Locate the string "accord" throughout the material and copy every line in which it occurs.

START

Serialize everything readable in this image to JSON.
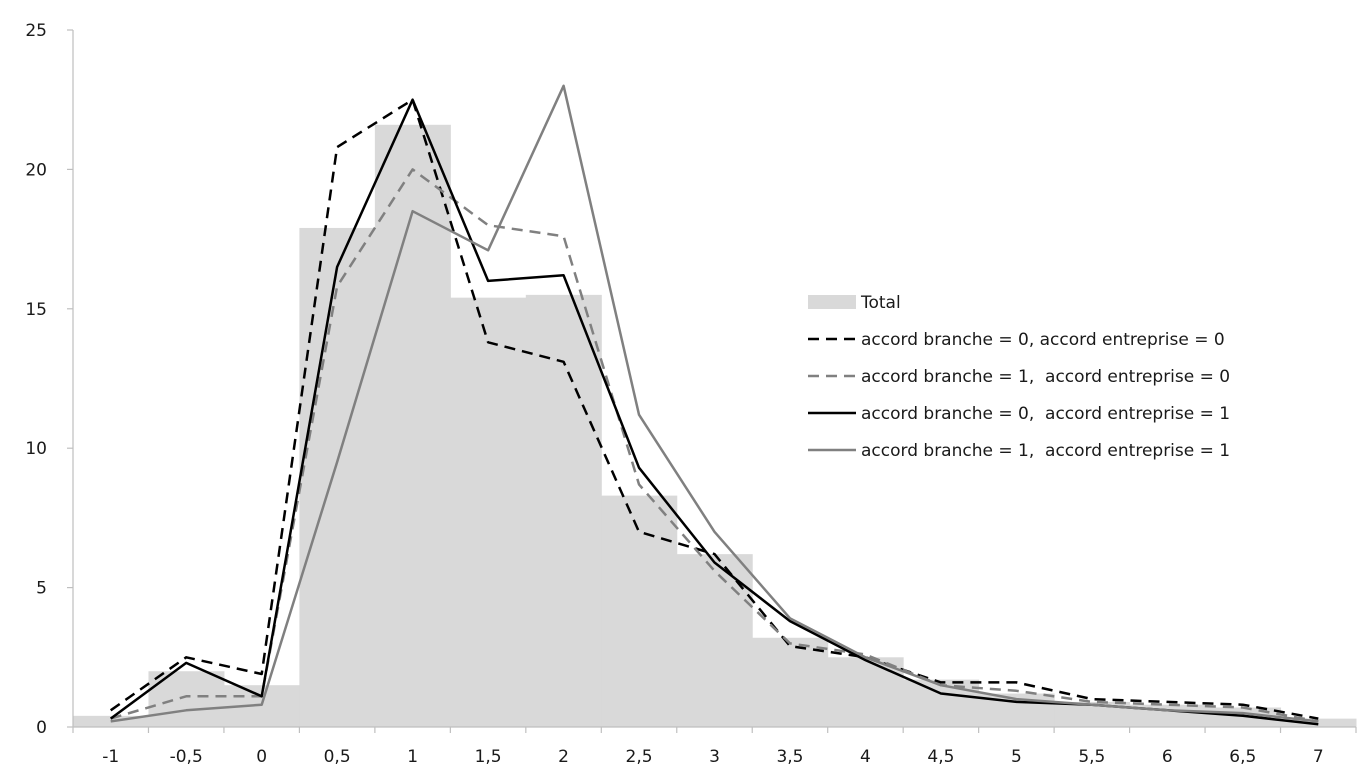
{
  "chart_data": {
    "type": "bar",
    "x": [
      -1,
      -0.5,
      0,
      0.5,
      1,
      1.5,
      2,
      2.5,
      3,
      3.5,
      4,
      4.5,
      5,
      5.5,
      6,
      6.5,
      7
    ],
    "x_tick_labels": [
      "-1",
      "-0,5",
      "0",
      "0,5",
      "1",
      "1,5",
      "2",
      "2,5",
      "3",
      "3,5",
      "4",
      "4,5",
      "5",
      "5,5",
      "6",
      "6,5",
      "7"
    ],
    "y_tick_labels": [
      "0",
      "5",
      "10",
      "15",
      "20",
      "25"
    ],
    "ylim": [
      0,
      25
    ],
    "grid": false,
    "legend_position": "right-center",
    "series": [
      {
        "name": "Total",
        "type": "bar",
        "color": "#d9d9d9",
        "values": [
          0.4,
          2.0,
          1.5,
          17.9,
          21.6,
          15.4,
          15.5,
          8.3,
          6.2,
          3.2,
          2.5,
          1.7,
          1.2,
          0.9,
          0.8,
          0.7,
          0.3
        ]
      },
      {
        "name": "accord branche = 0, accord entreprise = 0",
        "type": "line",
        "color": "#000000",
        "dash": "dashed",
        "values": [
          0.6,
          2.5,
          1.9,
          20.8,
          22.5,
          13.8,
          13.1,
          7.0,
          6.2,
          2.9,
          2.5,
          1.6,
          1.6,
          1.0,
          0.9,
          0.8,
          0.3
        ]
      },
      {
        "name": "accord branche = 1,  accord entreprise = 0",
        "type": "line",
        "color": "#808080",
        "dash": "dashed",
        "values": [
          0.3,
          1.1,
          1.1,
          15.8,
          20.0,
          18.0,
          17.6,
          8.7,
          5.6,
          3.0,
          2.6,
          1.5,
          1.3,
          0.9,
          0.8,
          0.7,
          0.2
        ]
      },
      {
        "name": "accord branche = 0,  accord entreprise = 1",
        "type": "line",
        "color": "#000000",
        "dash": "solid",
        "values": [
          0.3,
          2.3,
          1.1,
          16.5,
          22.5,
          16.0,
          16.2,
          9.3,
          5.9,
          3.8,
          2.4,
          1.2,
          0.9,
          0.8,
          0.6,
          0.4,
          0.1
        ]
      },
      {
        "name": "accord branche = 1,  accord entreprise = 1",
        "type": "line",
        "color": "#808080",
        "dash": "solid",
        "values": [
          0.2,
          0.6,
          0.8,
          9.5,
          18.5,
          17.1,
          23.0,
          11.2,
          7.0,
          3.9,
          2.5,
          1.5,
          1.0,
          0.8,
          0.6,
          0.5,
          0.2
        ]
      }
    ]
  }
}
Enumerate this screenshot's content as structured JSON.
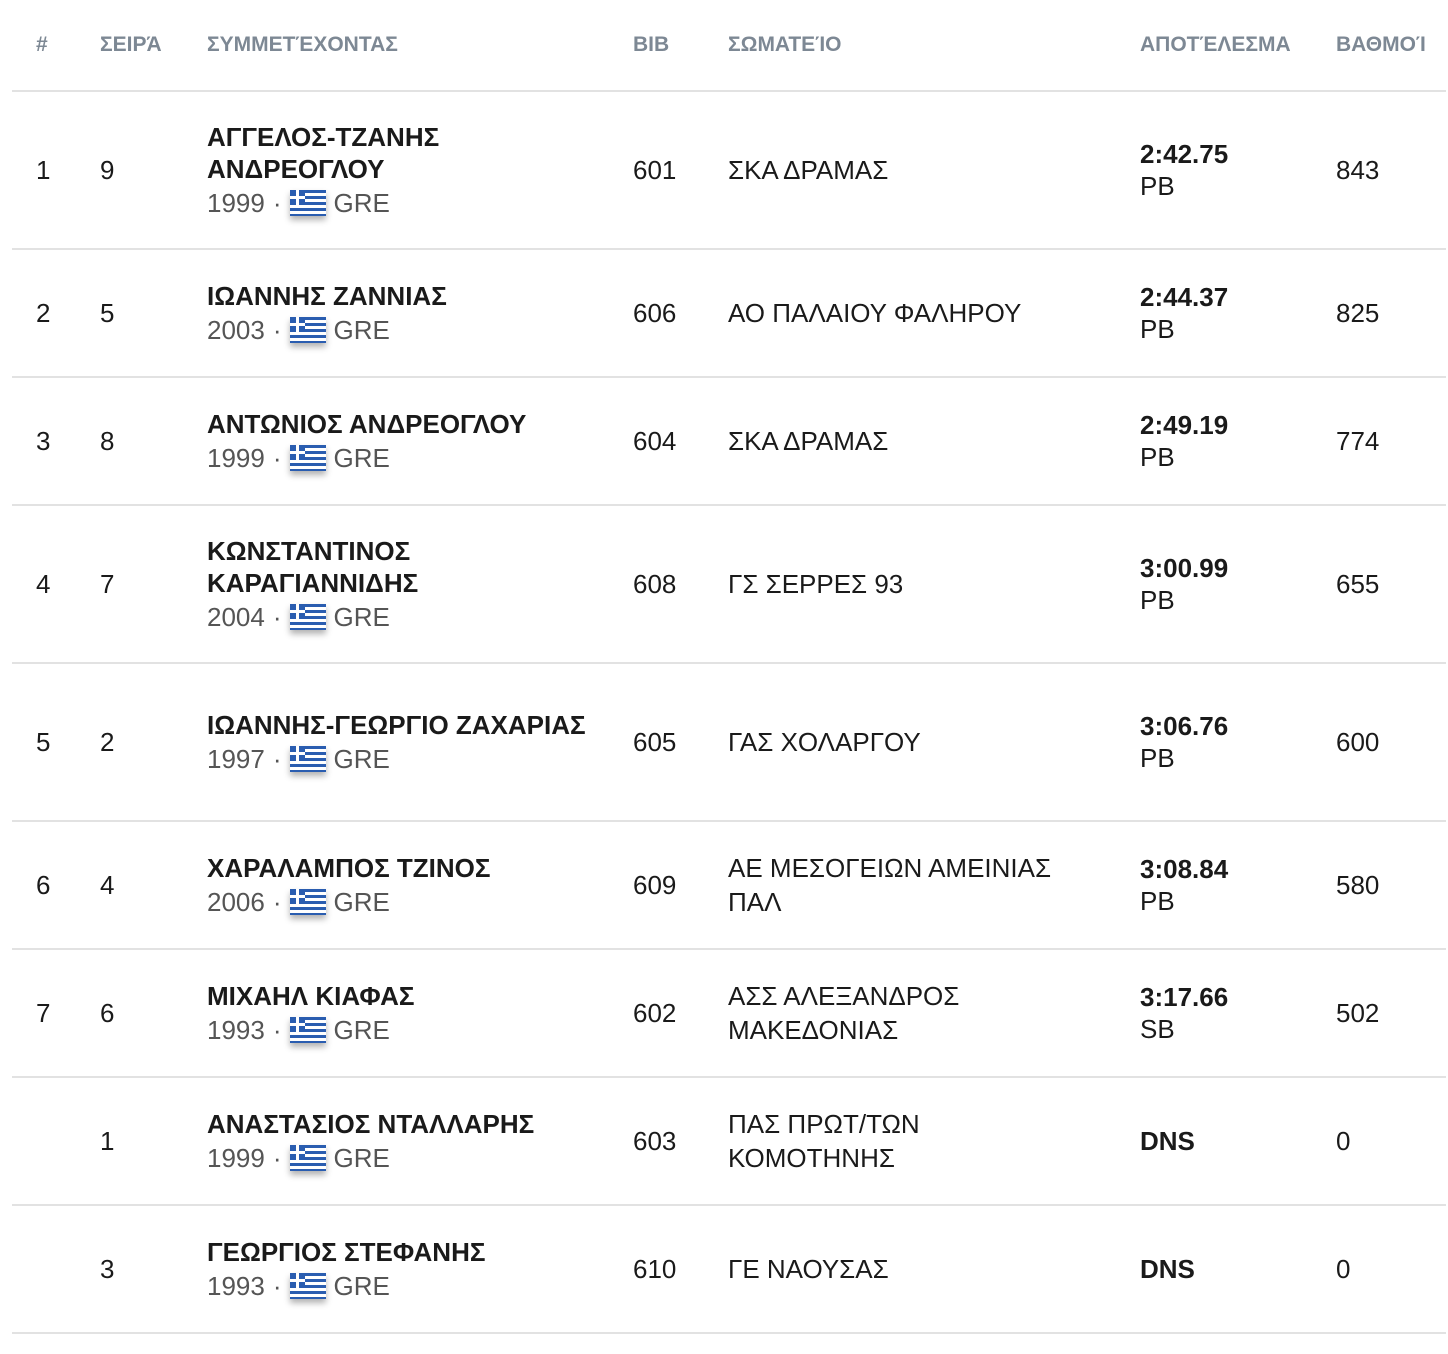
{
  "headers": [
    "#",
    "ΣΕΙΡΆ",
    "ΣΥΜΜΕΤΈΧΟΝΤΑΣ",
    "BIB",
    "ΣΩΜΑΤΕΊΟ",
    "ΑΠΟΤΈΛΕΣΜΑ",
    "ΒΑΘΜΟΊ"
  ],
  "rows": [
    {
      "rank": "1",
      "lane": "9",
      "name": "ΑΓΓΕΛΟΣ-ΤΖΑΝΗΣ ΑΝΔΡΕΟΓΛΟΥ",
      "year": "1999",
      "country": "GRE",
      "bib": "601",
      "club": "ΣΚΑ ΔΡΑΜΑΣ",
      "result": "2:42.75",
      "note": "PB",
      "points": "843"
    },
    {
      "rank": "2",
      "lane": "5",
      "name": "ΙΩΑΝΝΗΣ ΖΑΝΝΙΑΣ",
      "year": "2003",
      "country": "GRE",
      "bib": "606",
      "club": "ΑΟ ΠΑΛΑΙΟΥ ΦΑΛΗΡΟΥ",
      "result": "2:44.37",
      "note": "PB",
      "points": "825"
    },
    {
      "rank": "3",
      "lane": "8",
      "name": "ΑΝΤΩΝΙΟΣ ΑΝΔΡΕΟΓΛΟΥ",
      "year": "1999",
      "country": "GRE",
      "bib": "604",
      "club": "ΣΚΑ ΔΡΑΜΑΣ",
      "result": "2:49.19",
      "note": "PB",
      "points": "774"
    },
    {
      "rank": "4",
      "lane": "7",
      "name": "ΚΩΝΣΤΑΝΤΙΝΟΣ ΚΑΡΑΓΙΑΝΝΙΔΗΣ",
      "year": "2004",
      "country": "GRE",
      "bib": "608",
      "club": "ΓΣ ΣΕΡΡΕΣ 93",
      "result": "3:00.99",
      "note": "PB",
      "points": "655"
    },
    {
      "rank": "5",
      "lane": "2",
      "name": "ΙΩΑΝΝΗΣ-ΓΕΩΡΓΙΟ ΖΑΧΑΡΙΑΣ",
      "year": "1997",
      "country": "GRE",
      "bib": "605",
      "club": "ΓΑΣ ΧΟΛΑΡΓΟΥ",
      "result": "3:06.76",
      "note": "PB",
      "points": "600"
    },
    {
      "rank": "6",
      "lane": "4",
      "name": "ΧΑΡΑΛΑΜΠΟΣ ΤΖΙΝΟΣ",
      "year": "2006",
      "country": "GRE",
      "bib": "609",
      "club": "ΑΕ ΜΕΣΟΓΕΙΩΝ ΑΜΕΙΝΙΑΣ ΠΑΛ",
      "result": "3:08.84",
      "note": "PB",
      "points": "580"
    },
    {
      "rank": "7",
      "lane": "6",
      "name": "ΜΙΧΑΗΛ ΚΙΑΦΑΣ",
      "year": "1993",
      "country": "GRE",
      "bib": "602",
      "club": "ΑΣΣ ΑΛΕΞΑΝΔΡΟΣ ΜΑΚΕΔΟΝΙΑΣ",
      "result": "3:17.66",
      "note": "SB",
      "points": "502"
    },
    {
      "rank": "",
      "lane": "1",
      "name": "ΑΝΑΣΤΑΣΙΟΣ ΝΤΑΛΛΑΡΗΣ",
      "year": "1999",
      "country": "GRE",
      "bib": "603",
      "club": "ΠΑΣ ΠΡΩΤ/ΤΩΝ ΚΟΜΟΤΗΝΗΣ",
      "result": "DNS",
      "note": "",
      "points": "0"
    },
    {
      "rank": "",
      "lane": "3",
      "name": "ΓΕΩΡΓΙΟΣ ΣΤΕΦΑΝΗΣ",
      "year": "1993",
      "country": "GRE",
      "bib": "610",
      "club": "ΓΕ ΝΑΟΥΣΑΣ",
      "result": "DNS",
      "note": "",
      "points": "0"
    }
  ]
}
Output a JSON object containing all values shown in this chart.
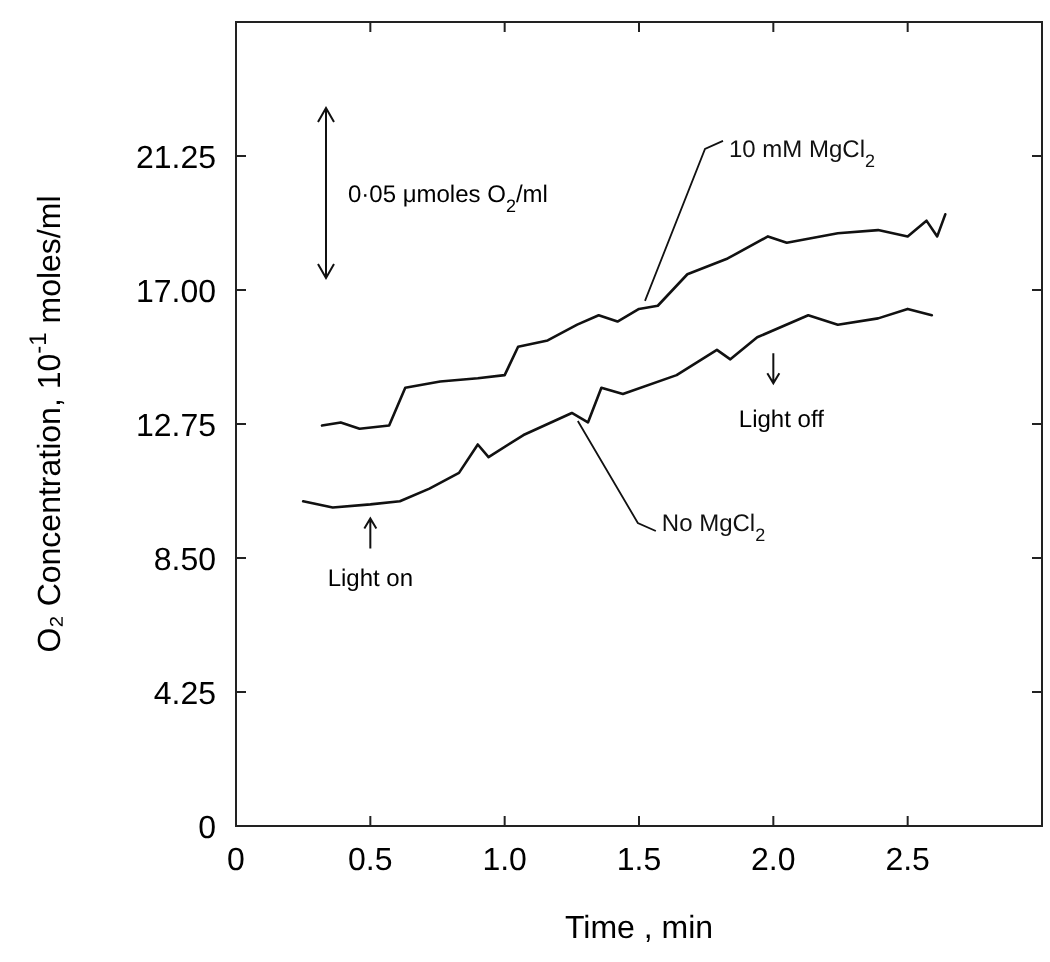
{
  "chart_data": {
    "type": "line",
    "xlabel": "Time , min",
    "ylabel": "O₂ Concentration, 10$^{-1}$ moles/ml",
    "xlim": [
      0,
      3
    ],
    "ylim": [
      0,
      25.5
    ],
    "xticks": [
      0,
      0.5,
      {
        "value": 1,
        "label": "1.0"
      },
      1.5,
      {
        "value": 2,
        "label": "2.0"
      },
      2.5
    ],
    "yticks": [
      0,
      4.25,
      {
        "value": 8.5,
        "label": "8.50"
      },
      12.75,
      {
        "value": 17,
        "label": "17.00"
      },
      21.25
    ],
    "grid": false,
    "marker": "none",
    "line_style": "solid",
    "series": [
      {
        "name": "10 mM MgCl$_{2}$",
        "color": "#111111",
        "x": [
          0.32,
          0.39,
          0.46,
          0.57,
          0.63,
          0.76,
          0.9,
          1.0,
          1.05,
          1.16,
          1.27,
          1.35,
          1.42,
          1.5,
          1.57,
          1.68,
          1.83,
          1.98,
          2.05,
          2.24,
          2.39,
          2.5,
          2.57,
          2.61,
          2.64
        ],
        "values": [
          12.7,
          12.8,
          12.6,
          12.7,
          13.9,
          14.1,
          14.2,
          14.3,
          15.2,
          15.4,
          15.9,
          16.2,
          16.0,
          16.4,
          16.5,
          17.5,
          18.0,
          18.7,
          18.5,
          18.8,
          18.9,
          18.7,
          19.2,
          18.7,
          19.4
        ]
      },
      {
        "name": "No MgCl$_{2}$",
        "color": "#111111",
        "x": [
          0.25,
          0.36,
          0.5,
          0.61,
          0.72,
          0.83,
          0.9,
          0.94,
          1.07,
          1.25,
          1.31,
          1.36,
          1.44,
          1.64,
          1.79,
          1.84,
          1.94,
          2.13,
          2.24,
          2.39,
          2.5,
          2.59
        ],
        "values": [
          10.3,
          10.1,
          10.2,
          10.3,
          10.7,
          11.2,
          12.1,
          11.7,
          12.4,
          13.1,
          12.8,
          13.9,
          13.7,
          14.3,
          15.1,
          14.8,
          15.5,
          16.2,
          15.9,
          16.1,
          16.4,
          16.2
        ]
      }
    ],
    "annotations": [
      "0·05 μmoles O$_{2}$/ml",
      {
        "text": "Light on",
        "x": 0.5,
        "y": 10.2
      },
      {
        "text": "Light off",
        "x": 2.0,
        "y": 15.5
      }
    ]
  }
}
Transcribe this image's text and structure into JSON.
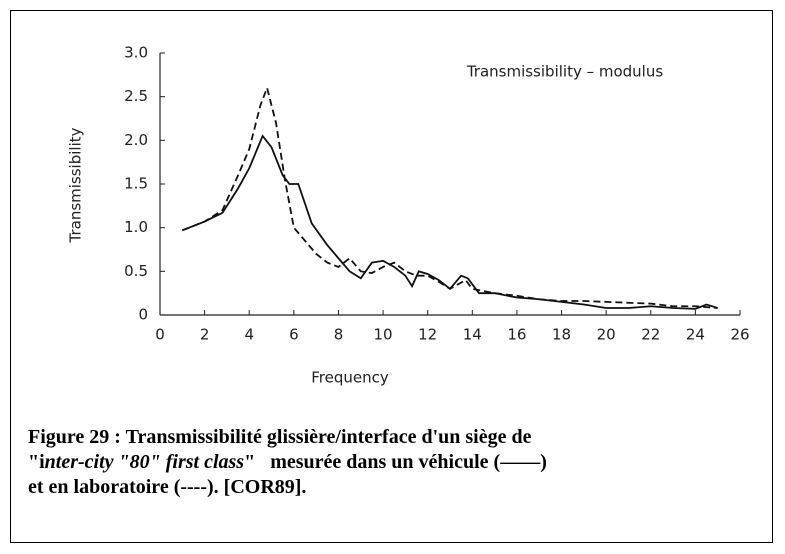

END

**FINAL RESULT**
        "name": "accord branche = 0, accord entreprise = 0",
        "name": "accord branche = 1,  accord entreprise = 0",
        "name": "accord branche = 0,  accord entreprise = 1",
        "name": "accord branche = 1,  accord entreprise = 1",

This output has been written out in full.